> Instructions to follow:
Some lines of these records may hold the word "JSON"; state how many, using only the number.

Extracted records:
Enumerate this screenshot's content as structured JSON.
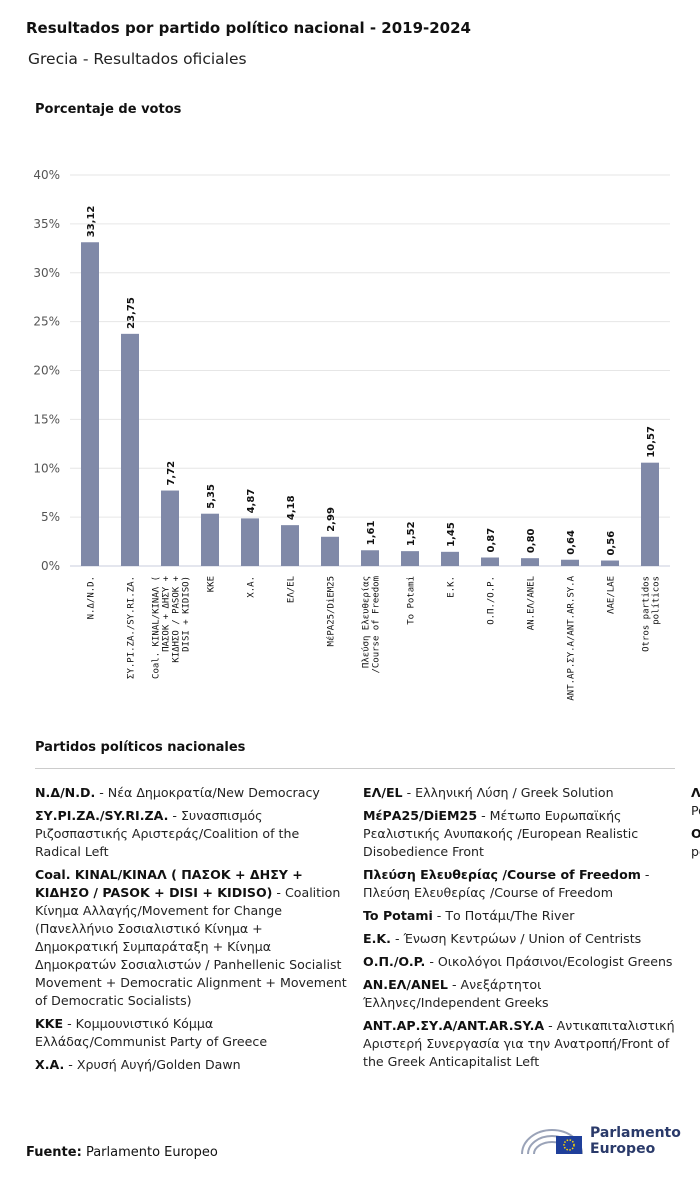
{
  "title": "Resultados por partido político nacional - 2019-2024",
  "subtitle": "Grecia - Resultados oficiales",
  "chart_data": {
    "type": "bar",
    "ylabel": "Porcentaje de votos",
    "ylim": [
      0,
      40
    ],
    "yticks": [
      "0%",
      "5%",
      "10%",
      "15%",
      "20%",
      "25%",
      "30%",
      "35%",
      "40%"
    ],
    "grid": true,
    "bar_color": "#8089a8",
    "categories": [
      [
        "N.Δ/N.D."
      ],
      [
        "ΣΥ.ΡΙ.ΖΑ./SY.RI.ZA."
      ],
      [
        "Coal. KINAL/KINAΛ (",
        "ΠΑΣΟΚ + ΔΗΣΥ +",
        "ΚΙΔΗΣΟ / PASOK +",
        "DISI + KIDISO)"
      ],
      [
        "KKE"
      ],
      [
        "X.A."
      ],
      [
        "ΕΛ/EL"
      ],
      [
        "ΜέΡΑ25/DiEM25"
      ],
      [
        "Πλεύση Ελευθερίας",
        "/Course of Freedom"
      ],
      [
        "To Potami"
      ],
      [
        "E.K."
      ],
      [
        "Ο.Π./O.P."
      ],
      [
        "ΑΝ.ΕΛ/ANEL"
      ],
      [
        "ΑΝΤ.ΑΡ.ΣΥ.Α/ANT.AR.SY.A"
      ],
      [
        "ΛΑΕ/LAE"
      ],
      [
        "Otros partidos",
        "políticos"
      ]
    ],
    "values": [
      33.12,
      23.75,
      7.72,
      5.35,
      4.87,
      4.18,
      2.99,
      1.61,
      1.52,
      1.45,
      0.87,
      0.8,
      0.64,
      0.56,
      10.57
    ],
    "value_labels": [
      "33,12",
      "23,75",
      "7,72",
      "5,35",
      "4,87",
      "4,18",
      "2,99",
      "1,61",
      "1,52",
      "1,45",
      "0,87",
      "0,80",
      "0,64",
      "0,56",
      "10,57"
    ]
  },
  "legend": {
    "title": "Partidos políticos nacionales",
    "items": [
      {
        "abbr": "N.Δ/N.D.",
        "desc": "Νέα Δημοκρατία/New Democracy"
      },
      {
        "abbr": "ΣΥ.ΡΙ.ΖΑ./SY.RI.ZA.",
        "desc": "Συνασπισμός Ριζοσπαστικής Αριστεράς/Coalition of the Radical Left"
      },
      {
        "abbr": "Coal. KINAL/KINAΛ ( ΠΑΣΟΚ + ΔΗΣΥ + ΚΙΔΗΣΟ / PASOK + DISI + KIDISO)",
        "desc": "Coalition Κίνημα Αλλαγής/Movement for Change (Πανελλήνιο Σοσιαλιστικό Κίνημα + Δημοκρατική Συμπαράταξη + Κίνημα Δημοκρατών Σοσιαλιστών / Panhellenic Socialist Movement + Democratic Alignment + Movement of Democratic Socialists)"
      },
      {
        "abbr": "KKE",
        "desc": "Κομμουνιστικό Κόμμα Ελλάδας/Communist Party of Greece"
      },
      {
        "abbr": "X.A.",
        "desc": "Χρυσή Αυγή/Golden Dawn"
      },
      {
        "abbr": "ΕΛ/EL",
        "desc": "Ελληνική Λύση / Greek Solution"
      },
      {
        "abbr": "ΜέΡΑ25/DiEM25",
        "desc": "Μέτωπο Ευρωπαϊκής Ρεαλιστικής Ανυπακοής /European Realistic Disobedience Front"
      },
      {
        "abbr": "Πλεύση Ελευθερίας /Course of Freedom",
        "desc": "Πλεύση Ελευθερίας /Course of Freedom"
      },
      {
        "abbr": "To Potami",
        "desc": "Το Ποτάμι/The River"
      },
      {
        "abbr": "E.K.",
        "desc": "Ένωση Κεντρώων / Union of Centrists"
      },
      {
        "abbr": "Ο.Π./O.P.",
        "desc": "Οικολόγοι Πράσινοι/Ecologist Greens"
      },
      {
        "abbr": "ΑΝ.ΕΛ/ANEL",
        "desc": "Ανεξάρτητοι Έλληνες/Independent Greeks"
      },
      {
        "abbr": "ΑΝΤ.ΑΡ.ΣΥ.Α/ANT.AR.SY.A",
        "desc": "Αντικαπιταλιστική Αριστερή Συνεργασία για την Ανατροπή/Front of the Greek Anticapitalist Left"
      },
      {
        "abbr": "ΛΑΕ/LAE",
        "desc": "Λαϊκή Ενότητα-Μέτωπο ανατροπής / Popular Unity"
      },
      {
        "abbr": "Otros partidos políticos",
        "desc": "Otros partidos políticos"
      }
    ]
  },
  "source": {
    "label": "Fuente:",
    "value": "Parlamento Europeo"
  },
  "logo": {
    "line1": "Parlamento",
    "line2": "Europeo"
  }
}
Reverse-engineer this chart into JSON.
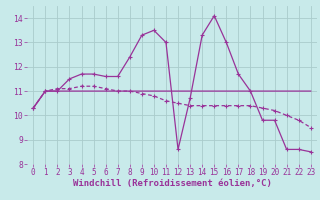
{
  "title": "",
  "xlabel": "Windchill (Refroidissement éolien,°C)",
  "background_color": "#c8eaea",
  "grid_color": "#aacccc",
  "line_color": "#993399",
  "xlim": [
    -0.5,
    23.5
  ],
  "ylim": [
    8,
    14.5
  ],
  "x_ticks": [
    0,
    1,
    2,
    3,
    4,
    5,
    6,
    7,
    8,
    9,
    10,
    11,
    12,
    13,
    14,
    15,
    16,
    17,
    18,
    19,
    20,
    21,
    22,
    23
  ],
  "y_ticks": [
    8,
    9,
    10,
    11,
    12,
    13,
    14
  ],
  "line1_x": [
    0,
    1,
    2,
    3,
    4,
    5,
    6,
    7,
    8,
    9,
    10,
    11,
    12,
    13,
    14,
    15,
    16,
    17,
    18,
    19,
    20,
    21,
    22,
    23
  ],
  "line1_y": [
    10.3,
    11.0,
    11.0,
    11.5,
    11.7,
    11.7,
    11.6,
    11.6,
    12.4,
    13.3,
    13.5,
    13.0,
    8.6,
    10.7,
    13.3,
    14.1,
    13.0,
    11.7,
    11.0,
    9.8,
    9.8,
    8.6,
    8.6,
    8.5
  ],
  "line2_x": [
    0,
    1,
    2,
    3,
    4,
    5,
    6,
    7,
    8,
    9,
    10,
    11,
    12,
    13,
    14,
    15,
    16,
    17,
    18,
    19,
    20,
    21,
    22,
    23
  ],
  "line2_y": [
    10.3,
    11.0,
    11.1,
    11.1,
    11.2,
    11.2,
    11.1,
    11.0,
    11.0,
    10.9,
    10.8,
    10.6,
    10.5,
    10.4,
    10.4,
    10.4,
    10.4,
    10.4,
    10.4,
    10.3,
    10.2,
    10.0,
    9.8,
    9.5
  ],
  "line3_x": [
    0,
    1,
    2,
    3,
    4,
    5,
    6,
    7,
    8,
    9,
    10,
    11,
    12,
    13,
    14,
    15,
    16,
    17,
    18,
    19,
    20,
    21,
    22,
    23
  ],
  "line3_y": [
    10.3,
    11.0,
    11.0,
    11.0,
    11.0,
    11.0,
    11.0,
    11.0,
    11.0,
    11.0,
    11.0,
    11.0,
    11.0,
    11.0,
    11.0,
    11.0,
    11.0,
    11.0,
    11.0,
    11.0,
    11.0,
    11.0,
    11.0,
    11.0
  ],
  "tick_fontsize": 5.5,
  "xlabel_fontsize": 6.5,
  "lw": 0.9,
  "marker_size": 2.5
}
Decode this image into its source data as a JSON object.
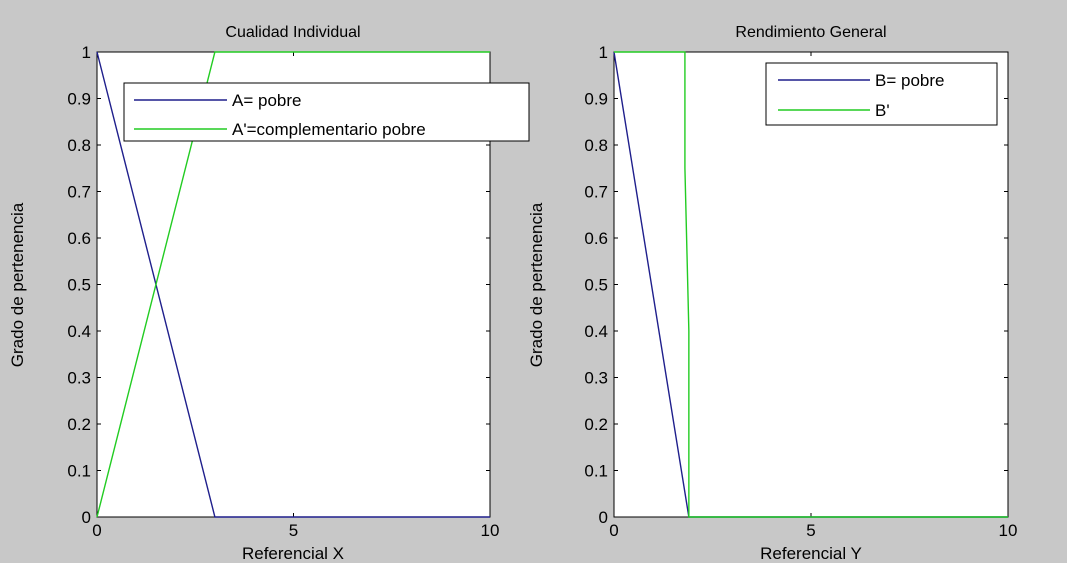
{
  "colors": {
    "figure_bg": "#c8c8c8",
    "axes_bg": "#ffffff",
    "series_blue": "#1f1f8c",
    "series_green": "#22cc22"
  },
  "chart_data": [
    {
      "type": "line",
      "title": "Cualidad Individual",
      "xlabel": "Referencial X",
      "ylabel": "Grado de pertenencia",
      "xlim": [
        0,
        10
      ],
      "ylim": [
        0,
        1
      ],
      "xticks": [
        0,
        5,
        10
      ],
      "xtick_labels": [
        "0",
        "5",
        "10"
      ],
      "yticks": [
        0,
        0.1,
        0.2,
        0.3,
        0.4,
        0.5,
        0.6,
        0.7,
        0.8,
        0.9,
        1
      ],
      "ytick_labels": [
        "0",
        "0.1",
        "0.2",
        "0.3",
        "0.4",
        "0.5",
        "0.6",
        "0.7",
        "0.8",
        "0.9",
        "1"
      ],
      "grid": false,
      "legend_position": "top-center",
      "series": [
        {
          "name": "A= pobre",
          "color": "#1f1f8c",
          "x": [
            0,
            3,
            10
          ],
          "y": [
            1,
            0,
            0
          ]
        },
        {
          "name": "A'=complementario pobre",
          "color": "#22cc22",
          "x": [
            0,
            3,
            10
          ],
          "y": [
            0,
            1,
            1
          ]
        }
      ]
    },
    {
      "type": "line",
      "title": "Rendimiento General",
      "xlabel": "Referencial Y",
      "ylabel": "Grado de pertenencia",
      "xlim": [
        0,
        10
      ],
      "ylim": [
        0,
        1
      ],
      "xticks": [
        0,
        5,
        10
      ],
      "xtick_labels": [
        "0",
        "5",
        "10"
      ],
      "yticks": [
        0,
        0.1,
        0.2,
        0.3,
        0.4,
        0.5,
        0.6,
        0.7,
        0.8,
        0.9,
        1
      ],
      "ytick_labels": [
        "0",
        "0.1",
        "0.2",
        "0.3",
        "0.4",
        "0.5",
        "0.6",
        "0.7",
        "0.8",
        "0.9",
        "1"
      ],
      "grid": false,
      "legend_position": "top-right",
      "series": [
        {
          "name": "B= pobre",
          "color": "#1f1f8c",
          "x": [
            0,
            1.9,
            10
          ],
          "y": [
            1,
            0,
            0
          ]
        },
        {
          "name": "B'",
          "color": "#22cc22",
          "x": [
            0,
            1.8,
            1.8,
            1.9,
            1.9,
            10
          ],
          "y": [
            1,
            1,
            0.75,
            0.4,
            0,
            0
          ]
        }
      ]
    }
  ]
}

> The output:
3